Report how many lines in the records below contain the word "Libraries". Give only the number.

========================================

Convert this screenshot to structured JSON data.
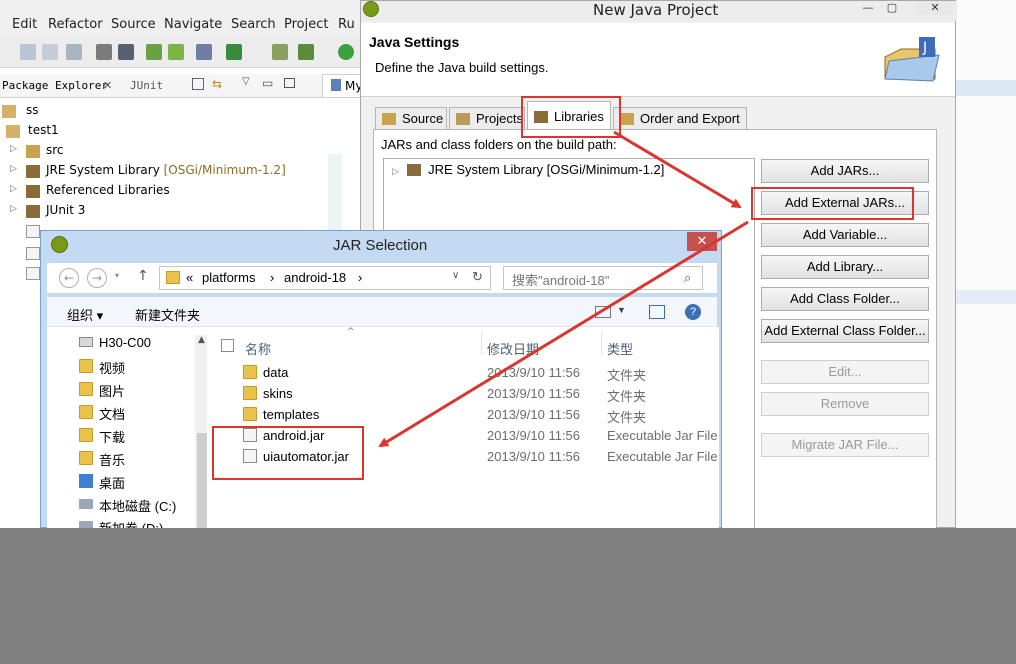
{
  "eclipse": {
    "menu": [
      "Edit",
      "Refactor",
      "Source",
      "Navigate",
      "Search",
      "Project"
    ],
    "menu_partial": "Ru",
    "views": {
      "package_explorer": "Package Explorer",
      "junit": "JUnit"
    },
    "editor_tab": "My",
    "tree": {
      "ss": "ss",
      "test1": "test1",
      "src": "src",
      "jre_name": "JRE System Library",
      "jre_suffix": "[OSGi/Minimum-1.2]",
      "referenced": "Referenced Libraries",
      "junit": "JUnit 3"
    }
  },
  "new_java_project": {
    "title": "New Java Project",
    "heading": "Java Settings",
    "subheading": "Define the Java build settings.",
    "tabs": [
      "Source",
      "Projects",
      "Libraries",
      "Order and Export"
    ],
    "build_path_label": "JARs and class folders on the build path:",
    "build_path_item": "JRE System Library [OSGi/Minimum-1.2]",
    "buttons": {
      "add_jars": "Add JARs...",
      "add_external_jars": "Add External JARs...",
      "add_variable": "Add Variable...",
      "add_library": "Add Library...",
      "add_class_folder": "Add Class Folder...",
      "add_external_class_folder": "Add External Class Folder...",
      "edit": "Edit...",
      "remove": "Remove",
      "migrate": "Migrate JAR File..."
    }
  },
  "jar_selection": {
    "title": "JAR Selection",
    "close": "✕",
    "address": {
      "prefix": "«",
      "seg1": "platforms",
      "sep": "›",
      "seg2": "android-18"
    },
    "search_placeholder": "搜索\"android-18\"",
    "commands": {
      "organize": "组织 ▾",
      "new_folder": "新建文件夹"
    },
    "nav_items": [
      "H30-C00",
      "视频",
      "图片",
      "文档",
      "下载",
      "音乐",
      "桌面",
      "本地磁盘 (C:)",
      "新加卷 (D:)"
    ],
    "columns": {
      "name": "名称",
      "date": "修改日期",
      "type": "类型"
    },
    "files": [
      {
        "name": "data",
        "date": "2013/9/10 11:56",
        "type": "文件夹",
        "kind": "folder"
      },
      {
        "name": "skins",
        "date": "2013/9/10 11:56",
        "type": "文件夹",
        "kind": "folder"
      },
      {
        "name": "templates",
        "date": "2013/9/10 11:56",
        "type": "文件夹",
        "kind": "folder"
      },
      {
        "name": "android.jar",
        "date": "2013/9/10 11:56",
        "type": "Executable Jar File",
        "kind": "jar"
      },
      {
        "name": "uiautomator.jar",
        "date": "2013/9/10 11:56",
        "type": "Executable Jar File",
        "kind": "jar"
      }
    ]
  },
  "annotation_color": "#d9362f"
}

========================================

### Completed exercise
2